== SHORT PROBLEM ==
Reproduce all the entries exactly and keep the pictures out.

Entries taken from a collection

——————————

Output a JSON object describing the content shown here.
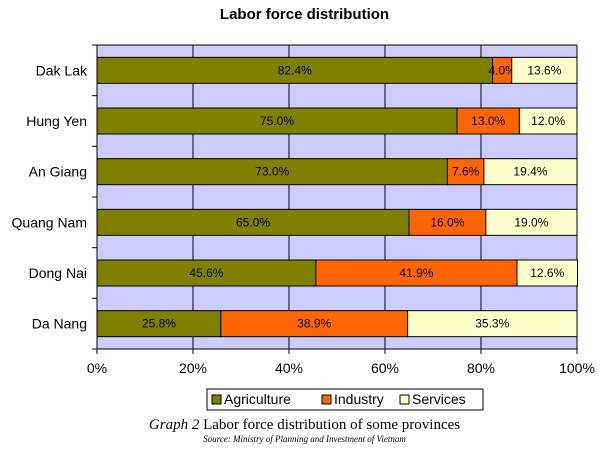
{
  "chart_data": {
    "type": "bar",
    "orientation": "horizontal",
    "stacked": "percent",
    "title": "Labor force distribution",
    "categories": [
      "Dak Lak",
      "Hung Yen",
      "An Giang",
      "Quang Nam",
      "Dong Nai",
      "Da Nang"
    ],
    "series": [
      {
        "name": "Agriculture",
        "color": "#808000",
        "values": [
          82.4,
          75.0,
          73.0,
          65.0,
          45.6,
          25.8
        ],
        "labels": [
          "82.4%",
          "75.0%",
          "73.0%",
          "65.0%",
          "45.6%",
          "25.8%"
        ]
      },
      {
        "name": "Industry",
        "color": "#FF6600",
        "values": [
          4.0,
          13.0,
          7.6,
          16.0,
          41.9,
          38.9
        ],
        "labels": [
          "4.0%",
          "13.0%",
          "7.6%",
          "16.0%",
          "41.9%",
          "38.9%"
        ]
      },
      {
        "name": "Services",
        "color": "#FFFFCC",
        "values": [
          13.6,
          12.0,
          19.4,
          19.0,
          12.6,
          35.3
        ],
        "labels": [
          "13.6%",
          "12.0%",
          "19.4%",
          "19.0%",
          "12.6%",
          "35.3%"
        ]
      }
    ],
    "xlim": [
      0,
      100
    ],
    "xticks": [
      "0%",
      "20%",
      "40%",
      "60%",
      "80%",
      "100%"
    ],
    "grid": true,
    "plot_background": "#CCCCFF",
    "legend": "bottom"
  },
  "caption": {
    "graph_number": "Graph 2",
    "text": " Labor force distribution of some provinces"
  },
  "source": "Source: Ministry of Planning and Investment of Vietnam"
}
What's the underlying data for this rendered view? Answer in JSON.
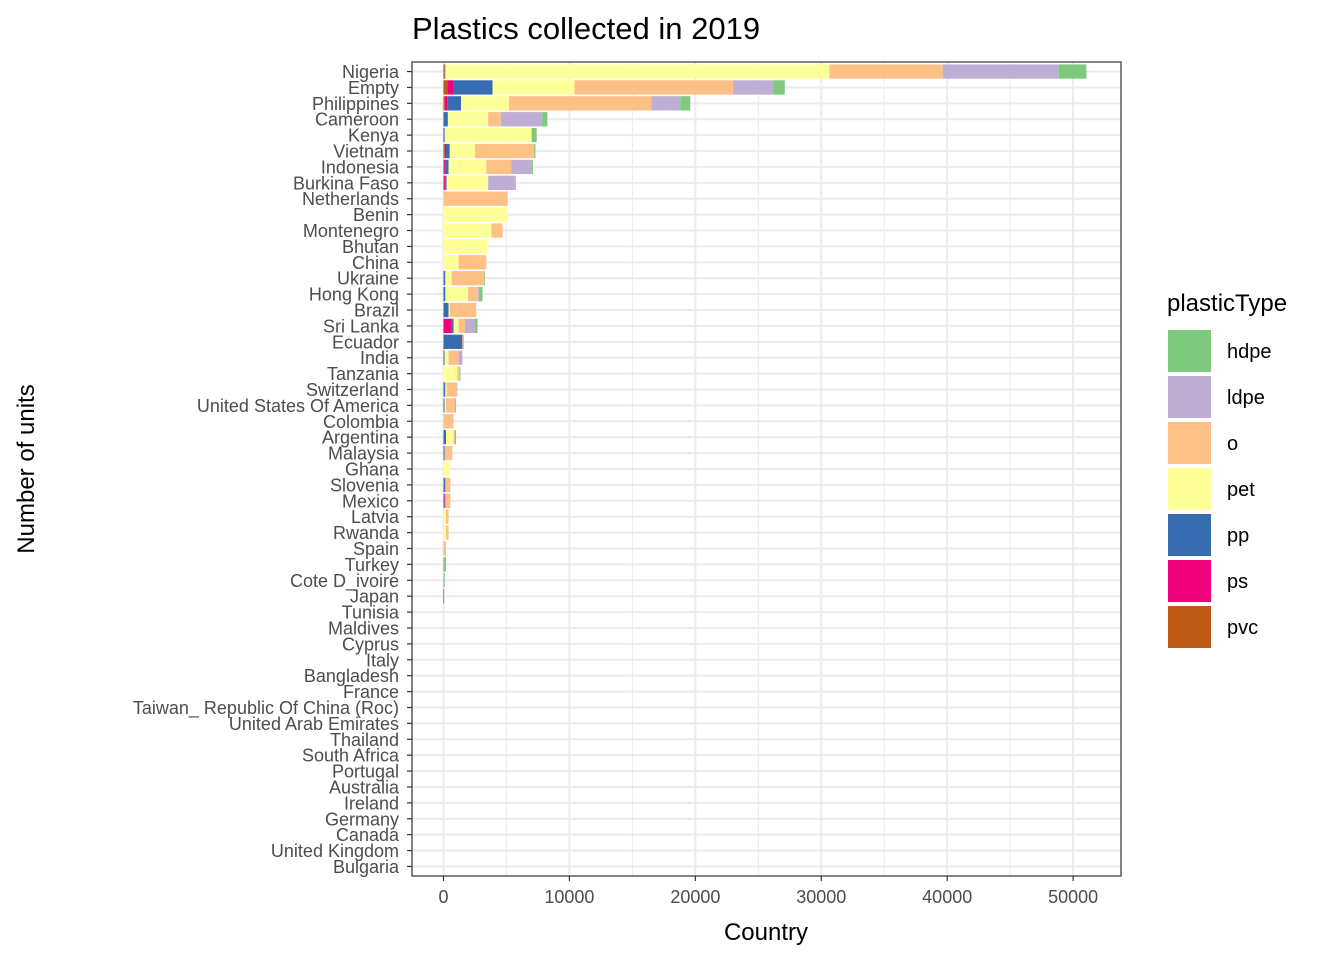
{
  "chart_data": {
    "type": "bar",
    "orientation": "horizontal",
    "stacked": true,
    "title": "Plastics collected in 2019",
    "xlabel": "Country",
    "ylabel": "Number of units",
    "xlim": [
      -2500,
      53800
    ],
    "xticks": [
      0,
      10000,
      20000,
      30000,
      40000,
      50000
    ],
    "xtick_labels": [
      "0",
      "10000",
      "20000",
      "30000",
      "40000",
      "50000"
    ],
    "grid": true,
    "legend": {
      "title": "plasticType",
      "placement": "right",
      "entries": [
        "hdpe",
        "ldpe",
        "o",
        "pet",
        "pp",
        "ps",
        "pvc"
      ]
    },
    "colors": {
      "hdpe": "#7fc97f",
      "ldpe": "#beaed4",
      "o": "#fdc086",
      "pet": "#ffff99",
      "pp": "#386cb0",
      "ps": "#f0027f",
      "pvc": "#bf5b17"
    },
    "stack_order": [
      "pvc",
      "ps",
      "pp",
      "pet",
      "o",
      "ldpe",
      "hdpe"
    ],
    "categories": [
      "Nigeria",
      "Empty",
      "Philippines",
      "Cameroon",
      "Kenya",
      "Vietnam",
      "Indonesia",
      "Burkina Faso",
      "Netherlands",
      "Benin",
      "Montenegro",
      "Bhutan",
      "China",
      "Ukraine",
      "Hong Kong",
      "Brazil",
      "Sri Lanka",
      "Ecuador",
      "India",
      "Tanzania",
      "Switzerland",
      "United States Of America",
      "Colombia",
      "Argentina",
      "Malaysia",
      "Ghana",
      "Slovenia",
      "Mexico",
      "Latvia",
      "Rwanda",
      "Spain",
      "Turkey",
      "Cote D_ivoire",
      "Japan",
      "Tunisia",
      "Maldives",
      "Cyprus",
      "Italy",
      "Bangladesh",
      "France",
      "Taiwan_ Republic Of China (Roc)",
      "United Arab Emirates",
      "Thailand",
      "South Africa",
      "Portugal",
      "Australia",
      "Ireland",
      "Germany",
      "Canada",
      "United Kingdom",
      "Bulgaria"
    ],
    "series": [
      {
        "name": "pvc",
        "values": [
          100,
          300,
          100,
          0,
          0,
          100,
          50,
          50,
          0,
          0,
          0,
          0,
          0,
          50,
          0,
          0,
          0,
          0,
          50,
          0,
          50,
          50,
          0,
          0,
          50,
          0,
          50,
          50,
          0,
          0,
          0,
          0,
          0,
          0,
          0,
          0,
          0,
          0,
          0,
          0,
          0,
          0,
          0,
          0,
          0,
          0,
          0,
          0,
          0,
          0,
          0
        ]
      },
      {
        "name": "ps",
        "values": [
          0,
          500,
          200,
          0,
          0,
          100,
          100,
          100,
          0,
          0,
          0,
          0,
          0,
          0,
          0,
          0,
          600,
          0,
          0,
          0,
          0,
          0,
          0,
          0,
          0,
          0,
          0,
          50,
          0,
          0,
          0,
          0,
          0,
          50,
          0,
          0,
          0,
          0,
          0,
          0,
          0,
          0,
          0,
          0,
          0,
          0,
          0,
          0,
          0,
          0,
          0
        ]
      },
      {
        "name": "pp",
        "values": [
          50,
          3100,
          1100,
          350,
          100,
          300,
          250,
          100,
          0,
          0,
          0,
          0,
          0,
          100,
          150,
          400,
          200,
          1500,
          50,
          0,
          100,
          50,
          0,
          200,
          50,
          0,
          100,
          50,
          0,
          0,
          0,
          0,
          0,
          0,
          0,
          0,
          0,
          0,
          0,
          0,
          0,
          0,
          0,
          0,
          0,
          0,
          0,
          0,
          0,
          0,
          0
        ]
      },
      {
        "name": "pet",
        "values": [
          30500,
          6500,
          3800,
          3200,
          6900,
          2000,
          3000,
          3300,
          0,
          5100,
          3800,
          3500,
          1200,
          500,
          1800,
          100,
          400,
          0,
          300,
          1100,
          100,
          100,
          0,
          600,
          0,
          500,
          0,
          0,
          200,
          200,
          0,
          0,
          0,
          0,
          0,
          0,
          0,
          0,
          0,
          0,
          0,
          0,
          0,
          0,
          0,
          0,
          0,
          0,
          0,
          0,
          0
        ]
      },
      {
        "name": "o",
        "values": [
          9000,
          12600,
          11300,
          1000,
          0,
          4700,
          2000,
          0,
          5100,
          0,
          900,
          0,
          2200,
          2600,
          800,
          2100,
          500,
          50,
          800,
          200,
          800,
          700,
          800,
          100,
          600,
          0,
          400,
          400,
          200,
          200,
          200,
          0,
          0,
          0,
          0,
          0,
          0,
          0,
          0,
          0,
          0,
          0,
          0,
          0,
          0,
          0,
          0,
          0,
          0,
          0,
          0
        ]
      },
      {
        "name": "ldpe",
        "values": [
          9200,
          3200,
          2300,
          3300,
          0,
          0,
          1600,
          2200,
          0,
          0,
          0,
          0,
          0,
          0,
          50,
          0,
          800,
          0,
          300,
          0,
          50,
          100,
          0,
          0,
          0,
          0,
          0,
          0,
          0,
          0,
          0,
          0,
          0,
          0,
          0,
          0,
          0,
          0,
          0,
          0,
          0,
          0,
          0,
          0,
          0,
          0,
          0,
          0,
          0,
          0,
          0
        ]
      },
      {
        "name": "hdpe",
        "values": [
          2200,
          900,
          800,
          400,
          400,
          100,
          100,
          0,
          0,
          0,
          0,
          0,
          0,
          50,
          300,
          0,
          200,
          50,
          0,
          50,
          0,
          0,
          0,
          100,
          0,
          0,
          0,
          0,
          0,
          0,
          0,
          200,
          100,
          0,
          0,
          0,
          0,
          0,
          0,
          0,
          0,
          0,
          0,
          0,
          0,
          0,
          0,
          0,
          0,
          0,
          0
        ]
      }
    ]
  }
}
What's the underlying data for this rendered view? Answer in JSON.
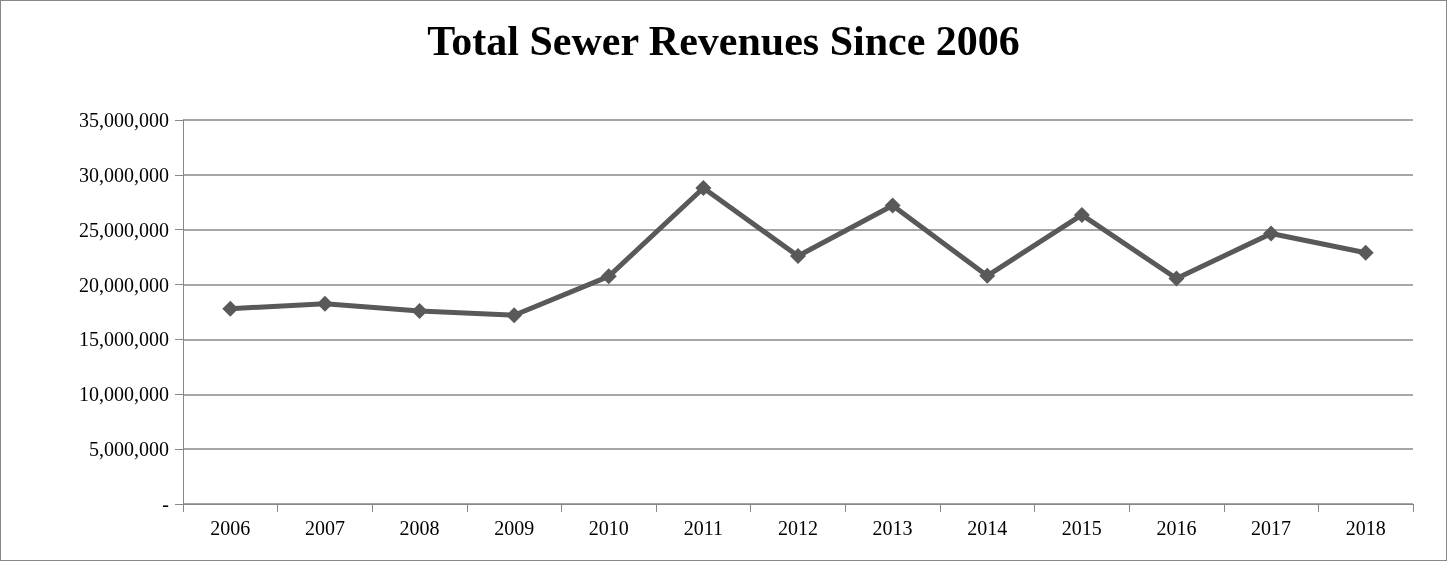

——————————

== EXERCISE OUTPUT ==
Output a JSON object describing the content shown here.
{
  "chart_data": {
    "type": "bar",
    "orientation": "horizontal",
    "stacked": "percent",
    "title": "Labor force distribution",
    "categories": [
      "Dak Lak",
      "Hung Yen",
      "An Giang",
      "Quang Nam",
      "Dong Nai",
      "Da Nang"
    ],
    "series": [
      {
        "name": "Agriculture",
        "color": "#808000",
        "values": [
          82.4,
          75.0,
          73.0,
          65.0,
          45.6,
          25.8
        ],
        "labels": [
          "82.4%",
          "75.0%",
          "73.0%",
          "65.0%",
          "45.6%",
          "25.8%"
        ]
      },
      {
        "name": "Industry",
        "color": "#FF6600",
        "values": [
          4.0,
          13.0,
          7.6,
          16.0,
          41.9,
          38.9
        ],
        "labels": [
          "4.0%",
          "13.0%",
          "7.6%",
          "16.0%",
          "41.9%",
          "38.9%"
        ]
      },
      {
        "name": "Services",
        "color": "#FFFFCC",
        "values": [
          13.6,
          12.0,
          19.4,
          19.0,
          12.6,
          35.3
        ],
        "labels": [
          "13.6%",
          "12.0%",
          "19.4%",
          "19.0%",
          "12.6%",
          "35.3%"
        ]
      }
    ],
    "xlim": [
      0,
      100
    ],
    "xticks": [
      "0%",
      "20%",
      "40%",
      "60%",
      "80%",
      "100%"
    ],
    "grid": true,
    "plot_background": "#CCCCFF",
    "legend": "bottom"
  },
  "caption": {
    "graph_number": "Graph 2",
    "text": " Labor force distribution of some provinces"
  },
  "source": "Source: Ministry of Planning and Investment of Vietnam"
}
What's the underlying data for this rendered view? Answer in JSON.
{
  "chart_data": {
    "type": "bar",
    "orientation": "horizontal",
    "stacked": true,
    "title": "Plastics collected in 2019",
    "xlabel": "Country",
    "ylabel": "Number of units",
    "xlim": [
      -2500,
      53800
    ],
    "xticks": [
      0,
      10000,
      20000,
      30000,
      40000,
      50000
    ],
    "xtick_labels": [
      "0",
      "10000",
      "20000",
      "30000",
      "40000",
      "50000"
    ],
    "grid": true,
    "legend": {
      "title": "plasticType",
      "placement": "right",
      "entries": [
        "hdpe",
        "ldpe",
        "o",
        "pet",
        "pp",
        "ps",
        "pvc"
      ]
    },
    "colors": {
      "hdpe": "#7fc97f",
      "ldpe": "#beaed4",
      "o": "#fdc086",
      "pet": "#ffff99",
      "pp": "#386cb0",
      "ps": "#f0027f",
      "pvc": "#bf5b17"
    },
    "stack_order": [
      "pvc",
      "ps",
      "pp",
      "pet",
      "o",
      "ldpe",
      "hdpe"
    ],
    "categories": [
      "Nigeria",
      "Empty",
      "Philippines",
      "Cameroon",
      "Kenya",
      "Vietnam",
      "Indonesia",
      "Burkina Faso",
      "Netherlands",
      "Benin",
      "Montenegro",
      "Bhutan",
      "China",
      "Ukraine",
      "Hong Kong",
      "Brazil",
      "Sri Lanka",
      "Ecuador",
      "India",
      "Tanzania",
      "Switzerland",
      "United States Of America",
      "Colombia",
      "Argentina",
      "Malaysia",
      "Ghana",
      "Slovenia",
      "Mexico",
      "Latvia",
      "Rwanda",
      "Spain",
      "Turkey",
      "Cote D_ivoire",
      "Japan",
      "Tunisia",
      "Maldives",
      "Cyprus",
      "Italy",
      "Bangladesh",
      "France",
      "Taiwan_ Republic Of China (Roc)",
      "United Arab Emirates",
      "Thailand",
      "South Africa",
      "Portugal",
      "Australia",
      "Ireland",
      "Germany",
      "Canada",
      "United Kingdom",
      "Bulgaria"
    ],
    "series": [
      {
        "name": "pvc",
        "values": [
          100,
          300,
          100,
          0,
          0,
          100,
          50,
          50,
          0,
          0,
          0,
          0,
          0,
          50,
          0,
          0,
          0,
          0,
          50,
          0,
          50,
          50,
          0,
          0,
          50,
          0,
          50,
          50,
          0,
          0,
          0,
          0,
          0,
          0,
          0,
          0,
          0,
          0,
          0,
          0,
          0,
          0,
          0,
          0,
          0,
          0,
          0,
          0,
          0,
          0,
          0
        ]
      },
      {
        "name": "ps",
        "values": [
          0,
          500,
          200,
          0,
          0,
          100,
          100,
          100,
          0,
          0,
          0,
          0,
          0,
          0,
          0,
          0,
          600,
          0,
          0,
          0,
          0,
          0,
          0,
          0,
          0,
          0,
          0,
          50,
          0,
          0,
          0,
          0,
          0,
          50,
          0,
          0,
          0,
          0,
          0,
          0,
          0,
          0,
          0,
          0,
          0,
          0,
          0,
          0,
          0,
          0,
          0
        ]
      },
      {
        "name": "pp",
        "values": [
          50,
          3100,
          1100,
          350,
          100,
          300,
          250,
          100,
          0,
          0,
          0,
          0,
          0,
          100,
          150,
          400,
          200,
          1500,
          50,
          0,
          100,
          50,
          0,
          200,
          50,
          0,
          100,
          50,
          0,
          0,
          0,
          0,
          0,
          0,
          0,
          0,
          0,
          0,
          0,
          0,
          0,
          0,
          0,
          0,
          0,
          0,
          0,
          0,
          0,
          0,
          0
        ]
      },
      {
        "name": "pet",
        "values": [
          30500,
          6500,
          3800,
          3200,
          6900,
          2000,
          3000,
          3300,
          0,
          5100,
          3800,
          3500,
          1200,
          500,
          1800,
          100,
          400,
          0,
          300,
          1100,
          100,
          100,
          0,
          600,
          0,
          500,
          0,
          0,
          200,
          200,
          0,
          0,
          0,
          0,
          0,
          0,
          0,
          0,
          0,
          0,
          0,
          0,
          0,
          0,
          0,
          0,
          0,
          0,
          0,
          0,
          0
        ]
      },
      {
        "name": "o",
        "values": [
          9000,
          12600,
          11300,
          1000,
          0,
          4700,
          2000,
          0,
          5100,
          0,
          900,
          0,
          2200,
          2600,
          800,
          2100,
          500,
          50,
          800,
          200,
          800,
          700,
          800,
          100,
          600,
          0,
          400,
          400,
          200,
          200,
          200,
          0,
          0,
          0,
          0,
          0,
          0,
          0,
          0,
          0,
          0,
          0,
          0,
          0,
          0,
          0,
          0,
          0,
          0,
          0,
          0
        ]
      },
      {
        "name": "ldpe",
        "values": [
          9200,
          3200,
          2300,
          3300,
          0,
          0,
          1600,
          2200,
          0,
          0,
          0,
          0,
          0,
          0,
          50,
          0,
          800,
          0,
          300,
          0,
          50,
          100,
          0,
          0,
          0,
          0,
          0,
          0,
          0,
          0,
          0,
          0,
          0,
          0,
          0,
          0,
          0,
          0,
          0,
          0,
          0,
          0,
          0,
          0,
          0,
          0,
          0,
          0,
          0,
          0,
          0
        ]
      },
      {
        "name": "hdpe",
        "values": [
          2200,
          900,
          800,
          400,
          400,
          100,
          100,
          0,
          0,
          0,
          0,
          0,
          0,
          50,
          300,
          0,
          200,
          50,
          0,
          50,
          0,
          0,
          0,
          100,
          0,
          0,
          0,
          0,
          0,
          0,
          0,
          200,
          100,
          0,
          0,
          0,
          0,
          0,
          0,
          0,
          0,
          0,
          0,
          0,
          0,
          0,
          0,
          0,
          0,
          0,
          0
        ]
      }
    ]
  }
}
What's the underlying data for this rendered view? Answer in JSON.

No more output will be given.